#### Parts of the exercise:
**1)** In the prior-configuration code, what value is assigned to line_amp_scale_mult?
**2)** From the prior-configuration code, copy the stretch from "prior_config = build_default_prior_config(flux_for_priors)" through "scale multipliers (optional)" without any changes.

#### Document extract:
────────────────
2. Build a default prior config#

[ ]:
def make_prior_config(flux, z):
    flux_for_priors = flux * (1.0 + z)
    prior_config = build_default_prior_config(flux_for_priors)

    # Example override: slightly tighter PL slope and Fe normalization priors
    prior_config['PL_slope'] = {'loc': -1.5, 'scale': 0.3, 'low': -3.5, 'high': 0.5}
    prior_config['log_Fe_uv_norm'] = {
        'loc': np.log(max(1e-3 * np.median(np.abs(flux_for_priors)), 1e-10)),
        'scale': 0.4,
    }
    prior_config['log_Fe_op_over_uv'] = {'loc': 0.0, 'scale': 0.4}

    # Robust line scale multipliers (optional)
    prior_config['line_dmu_scale_mult'] = 0.25
    prior_config['line_sig_scale_mult'] = 0.25
    prior_config['line_amp_scale_mult'] = 0.20
    prior_config["edge_rbf_frac_max"] = 0.20

    return prior_config


prior_config = make_prior_config(flux, z)

3. Run a baseline fit without PSF recalibration#

[ ]:
q_nocal = QSOFit(
    lam=lam,
    flux=flux,
    err=err,
    z=z,
    ra=ra,
    dec=dec,
    filename=sdss_filename + '_fiber_only',
    output_path='.',
)
────────────────
#### Extracted records:

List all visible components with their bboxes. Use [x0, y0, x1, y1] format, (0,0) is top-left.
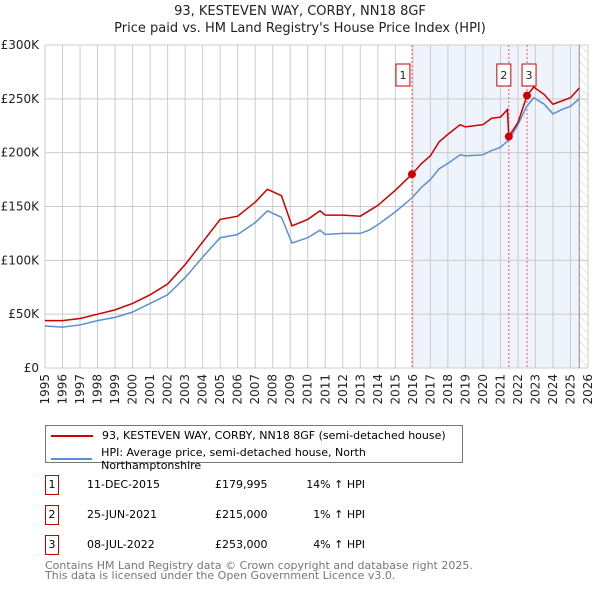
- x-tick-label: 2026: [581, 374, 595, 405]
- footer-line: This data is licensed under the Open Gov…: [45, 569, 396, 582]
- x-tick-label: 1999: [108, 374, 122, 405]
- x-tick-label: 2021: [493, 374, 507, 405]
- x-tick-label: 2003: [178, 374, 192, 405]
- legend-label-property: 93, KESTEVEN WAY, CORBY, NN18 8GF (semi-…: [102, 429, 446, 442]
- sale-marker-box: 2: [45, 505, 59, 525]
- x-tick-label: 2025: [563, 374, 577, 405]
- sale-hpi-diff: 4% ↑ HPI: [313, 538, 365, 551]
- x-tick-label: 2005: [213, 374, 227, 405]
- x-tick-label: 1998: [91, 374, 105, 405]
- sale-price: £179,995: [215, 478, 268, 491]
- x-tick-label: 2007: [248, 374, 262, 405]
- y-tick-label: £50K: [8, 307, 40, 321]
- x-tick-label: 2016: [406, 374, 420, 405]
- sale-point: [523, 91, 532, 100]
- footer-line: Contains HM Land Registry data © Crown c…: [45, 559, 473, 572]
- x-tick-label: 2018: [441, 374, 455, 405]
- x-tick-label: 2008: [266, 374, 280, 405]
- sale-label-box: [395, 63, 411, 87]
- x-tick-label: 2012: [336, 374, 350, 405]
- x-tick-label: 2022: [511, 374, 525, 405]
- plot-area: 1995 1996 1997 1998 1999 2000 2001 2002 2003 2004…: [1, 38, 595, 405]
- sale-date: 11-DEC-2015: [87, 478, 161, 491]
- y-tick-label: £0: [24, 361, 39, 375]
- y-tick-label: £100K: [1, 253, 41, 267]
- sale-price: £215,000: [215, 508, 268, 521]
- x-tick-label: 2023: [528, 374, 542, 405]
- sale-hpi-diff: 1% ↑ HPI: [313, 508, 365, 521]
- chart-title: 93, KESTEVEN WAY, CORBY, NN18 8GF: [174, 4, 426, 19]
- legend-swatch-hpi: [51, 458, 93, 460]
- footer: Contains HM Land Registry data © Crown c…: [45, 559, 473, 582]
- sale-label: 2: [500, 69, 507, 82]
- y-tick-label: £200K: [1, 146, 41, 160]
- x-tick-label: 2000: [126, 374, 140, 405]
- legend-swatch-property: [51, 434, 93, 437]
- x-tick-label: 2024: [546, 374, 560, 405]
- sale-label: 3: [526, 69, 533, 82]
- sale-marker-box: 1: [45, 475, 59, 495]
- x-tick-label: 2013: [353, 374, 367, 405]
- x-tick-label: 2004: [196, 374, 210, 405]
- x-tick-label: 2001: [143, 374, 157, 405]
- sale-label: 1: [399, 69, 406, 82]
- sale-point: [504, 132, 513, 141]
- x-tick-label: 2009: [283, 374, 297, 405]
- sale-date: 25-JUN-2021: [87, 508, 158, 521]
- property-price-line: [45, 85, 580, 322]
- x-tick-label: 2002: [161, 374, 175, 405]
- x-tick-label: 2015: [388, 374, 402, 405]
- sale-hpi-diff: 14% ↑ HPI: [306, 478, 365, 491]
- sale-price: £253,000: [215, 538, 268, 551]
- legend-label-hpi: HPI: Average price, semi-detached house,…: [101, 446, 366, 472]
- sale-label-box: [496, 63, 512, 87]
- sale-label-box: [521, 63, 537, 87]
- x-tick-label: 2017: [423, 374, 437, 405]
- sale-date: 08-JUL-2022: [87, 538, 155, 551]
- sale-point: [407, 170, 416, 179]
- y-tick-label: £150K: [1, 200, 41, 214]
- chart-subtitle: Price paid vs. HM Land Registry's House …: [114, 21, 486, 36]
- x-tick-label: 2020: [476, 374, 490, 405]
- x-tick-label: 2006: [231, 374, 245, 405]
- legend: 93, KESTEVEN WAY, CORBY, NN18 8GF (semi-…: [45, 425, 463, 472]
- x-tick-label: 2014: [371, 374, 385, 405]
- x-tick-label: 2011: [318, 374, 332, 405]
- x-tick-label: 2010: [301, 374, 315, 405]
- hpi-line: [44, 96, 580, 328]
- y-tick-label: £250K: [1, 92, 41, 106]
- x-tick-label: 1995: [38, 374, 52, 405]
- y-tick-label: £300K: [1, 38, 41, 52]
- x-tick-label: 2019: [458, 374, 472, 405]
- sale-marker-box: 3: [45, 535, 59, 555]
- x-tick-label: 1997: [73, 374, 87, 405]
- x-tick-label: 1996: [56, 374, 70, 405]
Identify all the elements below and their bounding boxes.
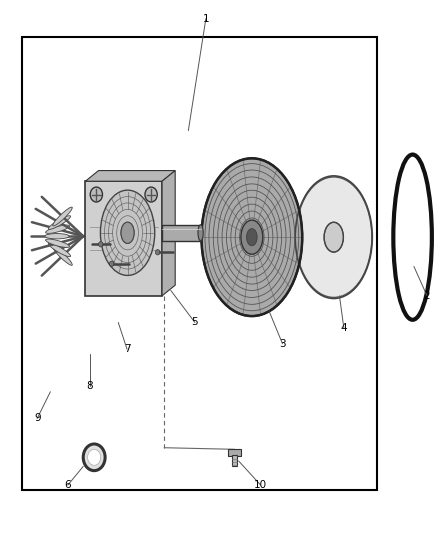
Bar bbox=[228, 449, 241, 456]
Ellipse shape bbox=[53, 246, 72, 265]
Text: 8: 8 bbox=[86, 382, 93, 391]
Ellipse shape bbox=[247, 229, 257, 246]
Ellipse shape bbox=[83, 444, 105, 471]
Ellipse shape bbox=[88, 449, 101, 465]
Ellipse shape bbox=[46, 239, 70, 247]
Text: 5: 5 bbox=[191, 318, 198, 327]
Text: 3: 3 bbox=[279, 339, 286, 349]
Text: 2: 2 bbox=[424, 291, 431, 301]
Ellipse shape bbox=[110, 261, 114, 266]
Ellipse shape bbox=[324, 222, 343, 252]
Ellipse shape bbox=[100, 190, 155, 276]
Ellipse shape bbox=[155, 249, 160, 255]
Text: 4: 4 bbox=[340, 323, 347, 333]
────────────────
#### Expected responses:
**1)** 0.20

**2)**
prior_config = build_default_prior_config(flux_for_priors)

    # Example override: slightly tighter PL slope and Fe normalization priors
    prior_config['PL_slope'] = {'loc': -1.5, 'scale': 0.3, 'low': -3.5, 'high': 0.5}
    prior_config['log_Fe_uv_norm'] = {
        'loc': np.log(max(1e-3 * np.median(np.abs(flux_for_priors)), 1e-10)),
        'scale': 0.4,
    }
    prior_config['log_Fe_op_over_uv'] = {'loc': 0.0, 'scale': 0.4}

    # Robust line scale multipliers (optional)